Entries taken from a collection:

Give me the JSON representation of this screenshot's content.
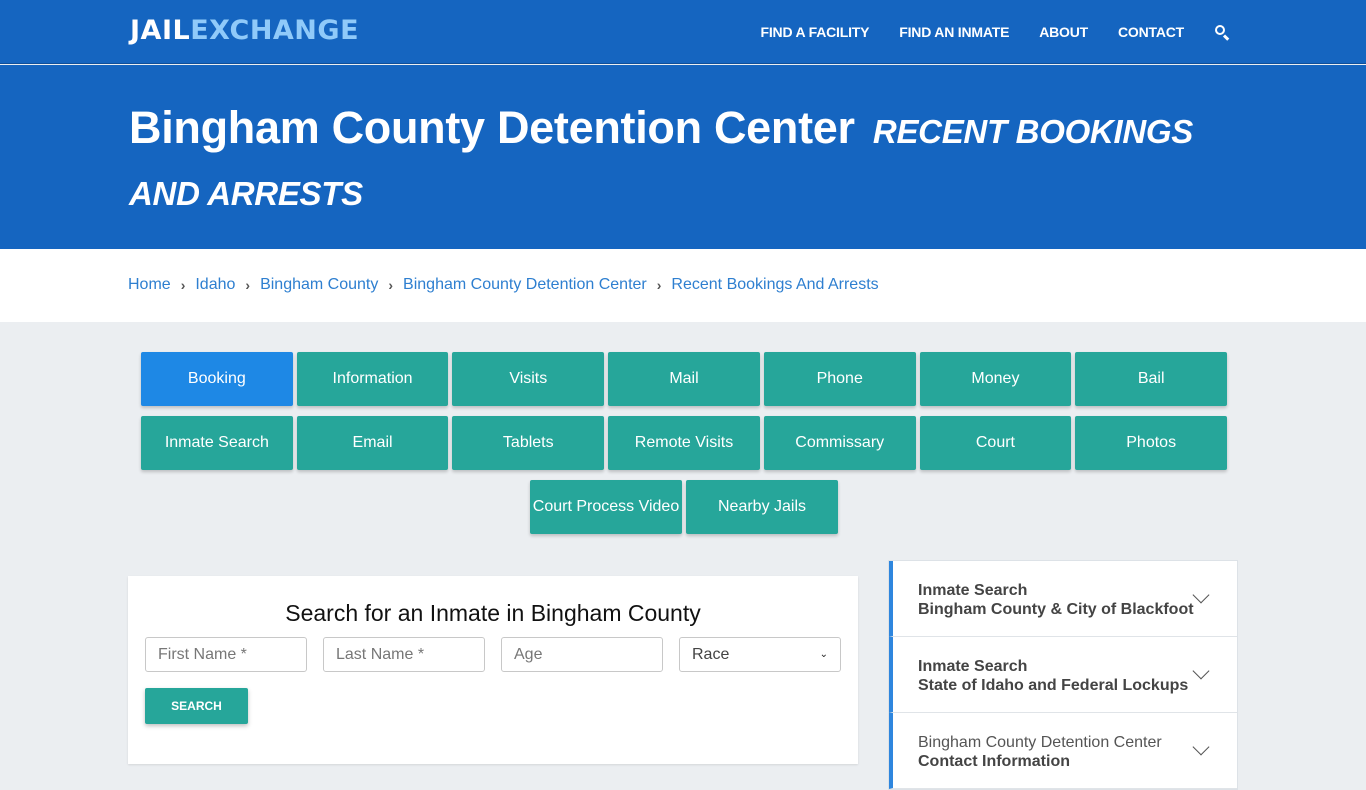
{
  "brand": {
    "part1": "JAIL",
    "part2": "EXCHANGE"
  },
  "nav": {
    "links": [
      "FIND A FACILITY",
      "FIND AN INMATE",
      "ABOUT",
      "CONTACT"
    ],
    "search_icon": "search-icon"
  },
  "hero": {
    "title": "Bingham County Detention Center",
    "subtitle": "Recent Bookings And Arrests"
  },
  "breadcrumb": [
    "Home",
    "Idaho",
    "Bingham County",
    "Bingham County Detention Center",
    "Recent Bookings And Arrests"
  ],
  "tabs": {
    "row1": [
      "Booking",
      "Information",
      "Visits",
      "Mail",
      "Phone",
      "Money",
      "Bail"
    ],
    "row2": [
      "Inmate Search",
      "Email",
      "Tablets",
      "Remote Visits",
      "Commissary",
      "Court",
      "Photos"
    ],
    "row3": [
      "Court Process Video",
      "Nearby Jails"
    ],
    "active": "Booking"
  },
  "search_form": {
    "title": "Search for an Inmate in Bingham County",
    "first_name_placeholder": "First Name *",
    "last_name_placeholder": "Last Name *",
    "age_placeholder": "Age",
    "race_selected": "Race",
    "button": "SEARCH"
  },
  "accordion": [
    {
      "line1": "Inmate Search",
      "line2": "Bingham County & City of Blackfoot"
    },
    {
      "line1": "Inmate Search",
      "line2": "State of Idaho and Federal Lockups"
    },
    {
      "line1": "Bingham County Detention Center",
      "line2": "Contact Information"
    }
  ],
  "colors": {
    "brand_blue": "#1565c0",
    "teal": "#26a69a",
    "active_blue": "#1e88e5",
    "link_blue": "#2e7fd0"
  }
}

...

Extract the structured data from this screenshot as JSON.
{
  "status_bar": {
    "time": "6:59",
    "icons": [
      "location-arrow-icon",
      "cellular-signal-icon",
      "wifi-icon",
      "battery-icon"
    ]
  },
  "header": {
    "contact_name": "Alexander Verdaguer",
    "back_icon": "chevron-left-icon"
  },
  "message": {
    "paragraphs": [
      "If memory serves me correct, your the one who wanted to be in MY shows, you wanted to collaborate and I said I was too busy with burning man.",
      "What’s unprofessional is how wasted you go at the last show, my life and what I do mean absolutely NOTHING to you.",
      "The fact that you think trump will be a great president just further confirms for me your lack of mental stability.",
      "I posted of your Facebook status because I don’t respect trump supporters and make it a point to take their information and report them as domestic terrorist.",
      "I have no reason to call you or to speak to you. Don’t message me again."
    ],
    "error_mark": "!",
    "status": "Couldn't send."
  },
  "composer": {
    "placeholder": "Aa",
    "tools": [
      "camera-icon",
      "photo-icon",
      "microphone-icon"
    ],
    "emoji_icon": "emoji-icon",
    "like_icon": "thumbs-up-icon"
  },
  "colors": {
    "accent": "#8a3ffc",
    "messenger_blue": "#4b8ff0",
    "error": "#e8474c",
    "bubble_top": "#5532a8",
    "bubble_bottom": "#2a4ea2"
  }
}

Short task:
What is the number of lines in the data holding the word "your"? Reply with that number only.

Task answer:
3